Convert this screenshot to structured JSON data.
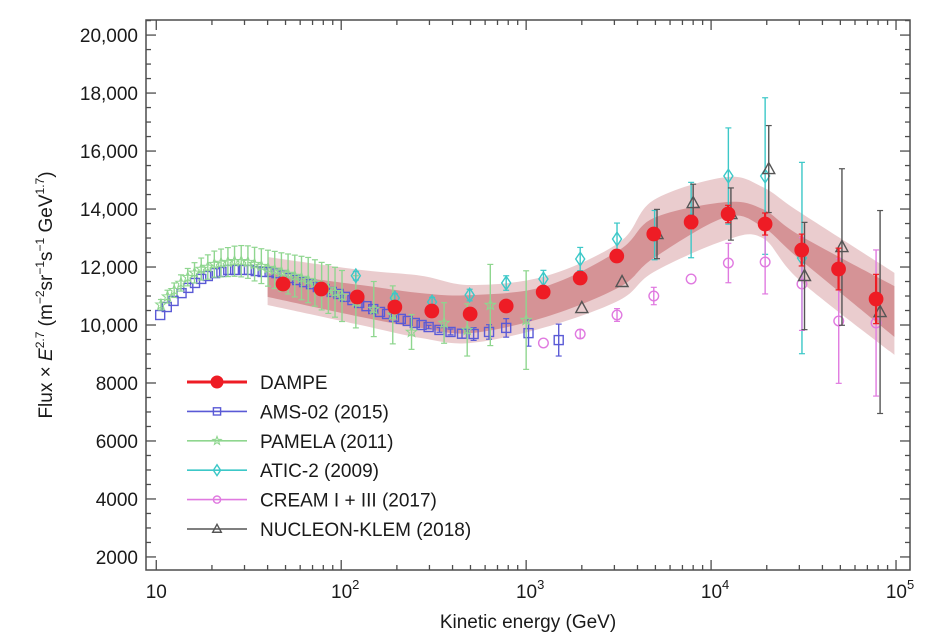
{
  "chart_data": {
    "type": "scatter",
    "title": "",
    "xlabel": "Kinetic energy (GeV)",
    "ylabel": {
      "prefix": "Flux × ",
      "var": "E",
      "var_sup": "2.7",
      "unit_open": " (m",
      "unit_sup1": "−2",
      "unit_mid1": "sr",
      "unit_sup2": "−1",
      "unit_mid2": "s",
      "unit_sup3": "−1",
      "unit_mid3": " GeV",
      "unit_sup4": "1.7",
      "unit_close": ")"
    },
    "xscale": "log",
    "xlim": [
      8.8,
      119000
    ],
    "ylim": [
      1550,
      20520
    ],
    "x_ticks": [
      {
        "value": 10,
        "base": "10",
        "exp": ""
      },
      {
        "value": 100,
        "base": "10",
        "exp": "2"
      },
      {
        "value": 1000,
        "base": "10",
        "exp": "3"
      },
      {
        "value": 10000,
        "base": "10",
        "exp": "4"
      },
      {
        "value": 100000,
        "base": "10",
        "exp": "5"
      }
    ],
    "y_ticks": [
      {
        "value": 2000,
        "label": "2000"
      },
      {
        "value": 4000,
        "label": "4000"
      },
      {
        "value": 6000,
        "label": "6000"
      },
      {
        "value": 8000,
        "label": "8000"
      },
      {
        "value": 10000,
        "label": "10,000"
      },
      {
        "value": 12000,
        "label": "12,000"
      },
      {
        "value": 14000,
        "label": "14,000"
      },
      {
        "value": 16000,
        "label": "16,000"
      },
      {
        "value": 18000,
        "label": "18,000"
      },
      {
        "value": 20000,
        "label": "20,000"
      }
    ],
    "grid": false,
    "legend_position": "bottom-left",
    "bands": [
      {
        "name": "DAMPE total uncertainty",
        "color": "#d9a3a6",
        "points": [
          {
            "x": 40,
            "lo": 10690,
            "hi": 12345
          },
          {
            "x": 127,
            "lo": 10000,
            "hi": 11900
          },
          {
            "x": 270,
            "lo": 9550,
            "hi": 11700
          },
          {
            "x": 500,
            "lo": 9380,
            "hi": 11380
          },
          {
            "x": 1280,
            "lo": 9930,
            "hi": 11690
          },
          {
            "x": 3200,
            "lo": 10860,
            "hi": 12860
          },
          {
            "x": 4900,
            "lo": 11830,
            "hi": 14310
          },
          {
            "x": 12000,
            "lo": 12930,
            "hi": 15100
          },
          {
            "x": 19000,
            "lo": 13000,
            "hi": 14760
          },
          {
            "x": 30000,
            "lo": 11550,
            "hi": 13900
          },
          {
            "x": 98000,
            "lo": 8970,
            "hi": 11800
          }
        ]
      },
      {
        "name": "DAMPE statistical uncertainty",
        "color": "#cc7b7f",
        "points": [
          {
            "x": 40,
            "lo": 10970,
            "hi": 11790
          },
          {
            "x": 127,
            "lo": 10280,
            "hi": 11380
          },
          {
            "x": 270,
            "lo": 9900,
            "hi": 11100
          },
          {
            "x": 500,
            "lo": 9720,
            "hi": 11030
          },
          {
            "x": 1280,
            "lo": 10280,
            "hi": 11340
          },
          {
            "x": 3200,
            "lo": 11310,
            "hi": 12590
          },
          {
            "x": 4900,
            "lo": 12310,
            "hi": 13690
          },
          {
            "x": 12000,
            "lo": 13720,
            "hi": 14240
          },
          {
            "x": 19000,
            "lo": 13380,
            "hi": 14000
          },
          {
            "x": 30000,
            "lo": 12280,
            "hi": 13100
          },
          {
            "x": 98000,
            "lo": 9590,
            "hi": 11340
          }
        ]
      }
    ],
    "series": [
      {
        "name": "AMS-02 (2015)",
        "legend": "AMS-02 (2015)",
        "marker": "square",
        "color": "#5a5ad6",
        "filled": false,
        "points": [
          {
            "x": 10.5,
            "y": 10345,
            "err": 0
          },
          {
            "x": 11.4,
            "y": 10620,
            "err": 0
          },
          {
            "x": 12.4,
            "y": 10830,
            "err": 0
          },
          {
            "x": 13.7,
            "y": 11100,
            "err": 0
          },
          {
            "x": 14.9,
            "y": 11280,
            "err": 0
          },
          {
            "x": 16.2,
            "y": 11450,
            "err": 0
          },
          {
            "x": 17.5,
            "y": 11590,
            "err": 0
          },
          {
            "x": 19.0,
            "y": 11690,
            "err": 0
          },
          {
            "x": 20.8,
            "y": 11790,
            "err": 0
          },
          {
            "x": 22.5,
            "y": 11830,
            "err": 0
          },
          {
            "x": 24.5,
            "y": 11900,
            "err": 0
          },
          {
            "x": 26.7,
            "y": 11900,
            "err": 0
          },
          {
            "x": 29.4,
            "y": 11900,
            "err": 0
          },
          {
            "x": 31.7,
            "y": 11900,
            "err": 0
          },
          {
            "x": 34.5,
            "y": 11860,
            "err": 0
          },
          {
            "x": 37.6,
            "y": 11830,
            "err": 0
          },
          {
            "x": 41.0,
            "y": 11830,
            "err": 0
          },
          {
            "x": 44.7,
            "y": 11790,
            "err": 0
          },
          {
            "x": 48.8,
            "y": 11720,
            "err": 0
          },
          {
            "x": 53.0,
            "y": 11620,
            "err": 0
          },
          {
            "x": 57.8,
            "y": 11550,
            "err": 0
          },
          {
            "x": 63.0,
            "y": 11480,
            "err": 0
          },
          {
            "x": 68.7,
            "y": 11410,
            "err": 0
          },
          {
            "x": 74.8,
            "y": 11310,
            "err": 0
          },
          {
            "x": 81.5,
            "y": 11240,
            "err": 0
          },
          {
            "x": 88.9,
            "y": 11140,
            "err": 0
          },
          {
            "x": 96.8,
            "y": 11070,
            "err": 0
          },
          {
            "x": 105,
            "y": 10970,
            "err": 0
          },
          {
            "x": 115,
            "y": 10860,
            "err": 0
          },
          {
            "x": 125,
            "y": 10760,
            "err": 0
          },
          {
            "x": 137,
            "y": 10650,
            "err": 0
          },
          {
            "x": 149,
            "y": 10550,
            "err": 0
          },
          {
            "x": 162,
            "y": 10450,
            "err": 0
          },
          {
            "x": 177,
            "y": 10380,
            "err": 0
          },
          {
            "x": 193,
            "y": 10280,
            "err": 0
          },
          {
            "x": 210,
            "y": 10210,
            "err": 0
          },
          {
            "x": 229,
            "y": 10140,
            "err": 0
          },
          {
            "x": 250,
            "y": 10070,
            "err": 0
          },
          {
            "x": 272,
            "y": 10000,
            "err": 0
          },
          {
            "x": 297,
            "y": 9930,
            "err": 60
          },
          {
            "x": 340,
            "y": 9830,
            "err": 80
          },
          {
            "x": 390,
            "y": 9760,
            "err": 100
          },
          {
            "x": 450,
            "y": 9700,
            "err": 150
          },
          {
            "x": 520,
            "y": 9690,
            "err": 220
          },
          {
            "x": 630,
            "y": 9760,
            "err": 250
          },
          {
            "x": 780,
            "y": 9900,
            "err": 320
          },
          {
            "x": 1030,
            "y": 9720,
            "err": 450
          },
          {
            "x": 1500,
            "y": 9480,
            "err": 550
          }
        ]
      },
      {
        "name": "PAMELA (2011)",
        "legend": "PAMELA (2011)",
        "marker": "star",
        "color": "#8fd68f",
        "filled": false,
        "points": [
          {
            "x": 10.6,
            "y": 10700,
            "err": 180
          },
          {
            "x": 11.5,
            "y": 10980,
            "err": 220
          },
          {
            "x": 12.5,
            "y": 11200,
            "err": 250
          },
          {
            "x": 13.6,
            "y": 11450,
            "err": 280
          },
          {
            "x": 14.8,
            "y": 11650,
            "err": 300
          },
          {
            "x": 16.1,
            "y": 11800,
            "err": 350
          },
          {
            "x": 17.5,
            "y": 11930,
            "err": 380
          },
          {
            "x": 19.0,
            "y": 12000,
            "err": 420
          },
          {
            "x": 20.6,
            "y": 12100,
            "err": 450
          },
          {
            "x": 22.4,
            "y": 12140,
            "err": 480
          },
          {
            "x": 24.4,
            "y": 12170,
            "err": 500
          },
          {
            "x": 26.5,
            "y": 12200,
            "err": 520
          },
          {
            "x": 28.8,
            "y": 12200,
            "err": 540
          },
          {
            "x": 31.3,
            "y": 12170,
            "err": 560
          },
          {
            "x": 34.0,
            "y": 12100,
            "err": 580
          },
          {
            "x": 37.0,
            "y": 12030,
            "err": 600
          },
          {
            "x": 40.2,
            "y": 11960,
            "err": 620
          },
          {
            "x": 43.7,
            "y": 11900,
            "err": 640
          },
          {
            "x": 47.5,
            "y": 11830,
            "err": 660
          },
          {
            "x": 51.6,
            "y": 11760,
            "err": 690
          },
          {
            "x": 56.1,
            "y": 11690,
            "err": 720
          },
          {
            "x": 61.0,
            "y": 11620,
            "err": 750
          },
          {
            "x": 66.3,
            "y": 11550,
            "err": 780
          },
          {
            "x": 72.1,
            "y": 11450,
            "err": 800
          },
          {
            "x": 78.4,
            "y": 11340,
            "err": 820
          },
          {
            "x": 85.2,
            "y": 11240,
            "err": 840
          },
          {
            "x": 92.6,
            "y": 11130,
            "err": 860
          },
          {
            "x": 101,
            "y": 11000,
            "err": 880
          },
          {
            "x": 120,
            "y": 10800,
            "err": 900
          },
          {
            "x": 150,
            "y": 10550,
            "err": 950
          },
          {
            "x": 190,
            "y": 10350,
            "err": 1000
          },
          {
            "x": 240,
            "y": 9760,
            "err": 600
          },
          {
            "x": 360,
            "y": 10070,
            "err": 700
          },
          {
            "x": 480,
            "y": 9830,
            "err": 900
          },
          {
            "x": 640,
            "y": 10690,
            "err": 1400
          },
          {
            "x": 1000,
            "y": 10170,
            "err": 1700
          }
        ]
      },
      {
        "name": "ATIC-2 (2009)",
        "legend": "ATIC-2 (2009)",
        "marker": "diamond",
        "color": "#3cc8c8",
        "filled": false,
        "points": [
          {
            "x": 120,
            "y": 11700,
            "err": 150
          },
          {
            "x": 195,
            "y": 10930,
            "err": 150
          },
          {
            "x": 310,
            "y": 10793,
            "err": 160
          },
          {
            "x": 495,
            "y": 11034,
            "err": 200
          },
          {
            "x": 780,
            "y": 11448,
            "err": 250
          },
          {
            "x": 1240,
            "y": 11586,
            "err": 300
          },
          {
            "x": 1960,
            "y": 12276,
            "err": 400
          },
          {
            "x": 3100,
            "y": 12966,
            "err": 550
          },
          {
            "x": 4950,
            "y": 13100,
            "err": 850
          },
          {
            "x": 7800,
            "y": 13620,
            "err": 1300
          },
          {
            "x": 12400,
            "y": 15138,
            "err": 1660
          },
          {
            "x": 19600,
            "y": 15138,
            "err": 2700
          },
          {
            "x": 31000,
            "y": 12310,
            "err": 3300
          }
        ]
      },
      {
        "name": "CREAM I + III (2017)",
        "legend": "CREAM I + III (2017)",
        "marker": "circle",
        "color": "#e07ae0",
        "filled": false,
        "points": [
          {
            "x": 1240,
            "y": 9379,
            "err": 0
          },
          {
            "x": 1960,
            "y": 9690,
            "err": 150
          },
          {
            "x": 3100,
            "y": 10345,
            "err": 220
          },
          {
            "x": 4900,
            "y": 11000,
            "err": 300
          },
          {
            "x": 7800,
            "y": 11586,
            "err": 0
          },
          {
            "x": 12400,
            "y": 12138,
            "err": 680
          },
          {
            "x": 19600,
            "y": 12172,
            "err": 1100
          },
          {
            "x": 31000,
            "y": 11414,
            "err": 1600
          },
          {
            "x": 49000,
            "y": 10138,
            "err": 2150
          },
          {
            "x": 78000,
            "y": 10069,
            "err": 2520
          }
        ]
      },
      {
        "name": "NUCLEON-KLEM (2018)",
        "legend": "NUCLEON-KLEM (2018)",
        "marker": "triangle",
        "color": "#555555",
        "filled": false,
        "points": [
          {
            "x": 2000,
            "y": 10586,
            "err": 0
          },
          {
            "x": 3300,
            "y": 11483,
            "err": 0
          },
          {
            "x": 5100,
            "y": 13138,
            "err": 850
          },
          {
            "x": 8000,
            "y": 14207,
            "err": 650
          },
          {
            "x": 12800,
            "y": 13828,
            "err": 900
          },
          {
            "x": 20500,
            "y": 15379,
            "err": 1500
          },
          {
            "x": 32000,
            "y": 11690,
            "err": 1850
          },
          {
            "x": 51000,
            "y": 12690,
            "err": 2700
          },
          {
            "x": 82000,
            "y": 10448,
            "err": 3500
          }
        ]
      },
      {
        "name": "DAMPE",
        "legend": "DAMPE",
        "marker": "filled-circle",
        "color": "#ee1c25",
        "filled": true,
        "points": [
          {
            "x": 48.5,
            "y": 11414,
            "err": 60
          },
          {
            "x": 78,
            "y": 11241,
            "err": 60
          },
          {
            "x": 122,
            "y": 10966,
            "err": 60
          },
          {
            "x": 195,
            "y": 10621,
            "err": 60
          },
          {
            "x": 309,
            "y": 10483,
            "err": 60
          },
          {
            "x": 498,
            "y": 10379,
            "err": 70
          },
          {
            "x": 780,
            "y": 10655,
            "err": 80
          },
          {
            "x": 1236,
            "y": 11138,
            "err": 90
          },
          {
            "x": 1960,
            "y": 11621,
            "err": 110
          },
          {
            "x": 3090,
            "y": 12379,
            "err": 130
          },
          {
            "x": 4900,
            "y": 13138,
            "err": 180
          },
          {
            "x": 7800,
            "y": 13552,
            "err": 230
          },
          {
            "x": 12360,
            "y": 13828,
            "err": 300
          },
          {
            "x": 19590,
            "y": 13483,
            "err": 380
          },
          {
            "x": 30900,
            "y": 12586,
            "err": 550
          },
          {
            "x": 48900,
            "y": 11931,
            "err": 720
          },
          {
            "x": 78000,
            "y": 10897,
            "err": 850
          }
        ]
      }
    ],
    "legend_order": [
      "DAMPE",
      "AMS-02 (2015)",
      "PAMELA (2011)",
      "ATIC-2 (2009)",
      "CREAM I + III (2017)",
      "NUCLEON-KLEM (2018)"
    ]
  }
}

※

REQUIREMENTS: Provide only the number of lines in the entries that hold the word "marker".

WORKED SOLUTION: 6